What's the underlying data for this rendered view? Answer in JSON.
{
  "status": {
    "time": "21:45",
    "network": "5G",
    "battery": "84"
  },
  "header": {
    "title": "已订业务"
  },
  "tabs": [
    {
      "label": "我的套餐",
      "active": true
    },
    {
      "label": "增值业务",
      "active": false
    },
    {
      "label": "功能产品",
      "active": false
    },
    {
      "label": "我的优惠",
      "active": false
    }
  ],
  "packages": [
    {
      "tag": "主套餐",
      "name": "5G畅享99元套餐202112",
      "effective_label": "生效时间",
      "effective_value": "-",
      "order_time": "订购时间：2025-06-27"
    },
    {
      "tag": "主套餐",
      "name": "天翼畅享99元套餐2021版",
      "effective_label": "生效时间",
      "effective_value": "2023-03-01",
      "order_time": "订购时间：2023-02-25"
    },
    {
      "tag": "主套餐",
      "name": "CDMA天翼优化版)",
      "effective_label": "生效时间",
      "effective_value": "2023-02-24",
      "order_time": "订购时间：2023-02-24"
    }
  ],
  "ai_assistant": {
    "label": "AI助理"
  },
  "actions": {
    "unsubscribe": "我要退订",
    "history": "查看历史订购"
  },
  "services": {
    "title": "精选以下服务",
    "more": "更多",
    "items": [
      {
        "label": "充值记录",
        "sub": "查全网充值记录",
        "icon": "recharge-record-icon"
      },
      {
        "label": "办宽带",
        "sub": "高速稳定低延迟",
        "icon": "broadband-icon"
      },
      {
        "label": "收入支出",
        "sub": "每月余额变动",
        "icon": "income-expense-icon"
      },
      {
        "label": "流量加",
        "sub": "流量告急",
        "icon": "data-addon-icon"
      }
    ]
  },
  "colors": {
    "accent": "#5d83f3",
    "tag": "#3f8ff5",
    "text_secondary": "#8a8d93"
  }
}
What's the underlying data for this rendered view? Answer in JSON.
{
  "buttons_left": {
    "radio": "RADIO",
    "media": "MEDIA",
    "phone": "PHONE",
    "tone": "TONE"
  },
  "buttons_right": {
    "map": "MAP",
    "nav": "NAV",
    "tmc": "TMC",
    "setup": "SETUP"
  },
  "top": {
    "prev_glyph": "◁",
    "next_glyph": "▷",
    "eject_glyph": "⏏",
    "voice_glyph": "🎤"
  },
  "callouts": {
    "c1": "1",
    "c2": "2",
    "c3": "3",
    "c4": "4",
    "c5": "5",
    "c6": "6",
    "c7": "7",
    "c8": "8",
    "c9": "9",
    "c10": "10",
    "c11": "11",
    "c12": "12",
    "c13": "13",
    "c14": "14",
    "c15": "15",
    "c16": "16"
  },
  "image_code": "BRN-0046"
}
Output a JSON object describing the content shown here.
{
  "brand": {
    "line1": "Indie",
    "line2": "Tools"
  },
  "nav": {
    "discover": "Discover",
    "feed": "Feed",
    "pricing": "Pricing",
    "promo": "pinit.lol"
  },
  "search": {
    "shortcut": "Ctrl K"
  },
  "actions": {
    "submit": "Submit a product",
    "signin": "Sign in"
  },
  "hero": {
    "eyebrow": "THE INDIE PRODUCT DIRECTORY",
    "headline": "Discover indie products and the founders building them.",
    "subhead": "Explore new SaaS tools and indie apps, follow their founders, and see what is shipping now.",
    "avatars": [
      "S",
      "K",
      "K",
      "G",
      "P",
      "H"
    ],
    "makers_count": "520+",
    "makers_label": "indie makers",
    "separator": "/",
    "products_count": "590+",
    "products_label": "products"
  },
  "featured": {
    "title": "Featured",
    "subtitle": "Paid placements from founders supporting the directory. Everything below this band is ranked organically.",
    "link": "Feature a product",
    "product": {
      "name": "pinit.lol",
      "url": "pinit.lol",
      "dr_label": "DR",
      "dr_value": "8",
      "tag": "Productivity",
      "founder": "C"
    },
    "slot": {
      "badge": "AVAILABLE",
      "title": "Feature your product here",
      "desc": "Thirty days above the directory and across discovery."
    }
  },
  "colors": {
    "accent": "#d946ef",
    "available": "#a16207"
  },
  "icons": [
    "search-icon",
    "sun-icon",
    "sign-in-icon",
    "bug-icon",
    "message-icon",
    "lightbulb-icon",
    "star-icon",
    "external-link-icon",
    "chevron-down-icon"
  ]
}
------
WHAT THE TASK ASKS:
Pull out each record as written and restate it exactly.

WRITTEN RESPONSE:
What's the underlying data for this rendered view? Answer in JSON.
{
  "status": {
    "time": "21:45",
    "network": "5G",
    "battery": "84"
  },
  "header": {
    "title": "已订业务"
  },
  "tabs": [
    {
      "label": "我的套餐",
      "active": true
    },
    {
      "label": "增值业务",
      "active": false
    },
    {
      "label": "功能产品",
      "active": false
    },
    {
      "label": "我的优惠",
      "active": false
    }
  ],
  "packages": [
    {
      "tag": "主套餐",
      "name": "5G畅享99元套餐202112",
      "effective_label": "生效时间",
      "effective_value": "-",
      "order_time": "订购时间：2025-06-27"
    },
    {
      "tag": "主套餐",
      "name": "天翼畅享99元套餐2021版",
      "effective_label": "生效时间",
      "effective_value": "2023-03-01",
      "order_time": "订购时间：2023-02-25"
    },
    {
      "tag": "主套餐",
      "name": "CDMA天翼优化版)",
      "effective_label": "生效时间",
      "effective_value": "2023-02-24",
      "order_time": "订购时间：2023-02-24"
    }
  ],
  "ai_assistant": {
    "label": "AI助理"
  },
  "actions": {
    "unsubscribe": "我要退订",
    "history": "查看历史订购"
  },
  "services": {
    "title": "精选以下服务",
    "more": "更多",
    "items": [
      {
        "label": "充值记录",
        "sub": "查全网充值记录",
        "icon": "recharge-record-icon"
      },
      {
        "label": "办宽带",
        "sub": "高速稳定低延迟",
        "icon": "broadband-icon"
      },
      {
        "label": "收入支出",
        "sub": "每月余额变动",
        "icon": "income-expense-icon"
      },
      {
        "label": "流量加",
        "sub": "流量告急",
        "icon": "data-addon-icon"
      }
    ]
  },
  "colors": {
    "accent": "#5d83f3",
    "tag": "#3f8ff5",
    "text_secondary": "#8a8d93"
  }
}
What's the underlying data for this rendered view? Answer in JSON.
{
  "buttons_left": {
    "radio": "RADIO",
    "media": "MEDIA",
    "phone": "PHONE",
    "tone": "TONE"
  },
  "buttons_right": {
    "map": "MAP",
    "nav": "NAV",
    "tmc": "TMC",
    "setup": "SETUP"
  },
  "top": {
    "prev_glyph": "◁",
    "next_glyph": "▷",
    "eject_glyph": "⏏",
    "voice_glyph": "🎤"
  },
  "callouts": {
    "c1": "1",
    "c2": "2",
    "c3": "3",
    "c4": "4",
    "c5": "5",
    "c6": "6",
    "c7": "7",
    "c8": "8",
    "c9": "9",
    "c10": "10",
    "c11": "11",
    "c12": "12",
    "c13": "13",
    "c14": "14",
    "c15": "15",
    "c16": "16"
  },
  "image_code": "BRN-0046"
}
Output a JSON object describing the content shown here.
{
  "brand": {
    "line1": "Indie",
    "line2": "Tools"
  },
  "nav": {
    "discover": "Discover",
    "feed": "Feed",
    "pricing": "Pricing",
    "promo": "pinit.lol"
  },
  "search": {
    "shortcut": "Ctrl K"
  },
  "actions": {
    "submit": "Submit a product",
    "signin": "Sign in"
  },
  "hero": {
    "eyebrow": "THE INDIE PRODUCT DIRECTORY",
    "headline": "Discover indie products and the founders building them.",
    "subhead": "Explore new SaaS tools and indie apps, follow their founders, and see what is shipping now.",
    "avatars": [
      "S",
      "K",
      "K",
      "G",
      "P",
      "H"
    ],
    "makers_count": "520+",
    "makers_label": "indie makers",
    "separator": "/",
    "products_count": "590+",
    "products_label": "products"
  },
  "featured": {
    "title": "Featured",
    "subtitle": "Paid placements from founders supporting the directory. Everything below this band is ranked organically.",
    "link": "Feature a product",
    "product": {
      "name": "pinit.lol",
      "url": "pinit.lol",
      "dr_label": "DR",
      "dr_value": "8",
      "tag": "Productivity",
      "founder": "C"
    },
    "slot": {
      "badge": "AVAILABLE",
      "title": "Feature your product here",
      "desc": "Thirty days above the directory and across discovery."
    }
  },
  "colors": {
    "accent": "#d946ef",
    "available": "#a16207"
  },
  "icons": [
    "search-icon",
    "sun-icon",
    "sign-in-icon",
    "bug-icon",
    "message-icon",
    "lightbulb-icon",
    "star-icon",
    "external-link-icon",
    "chevron-down-icon"
  ]
}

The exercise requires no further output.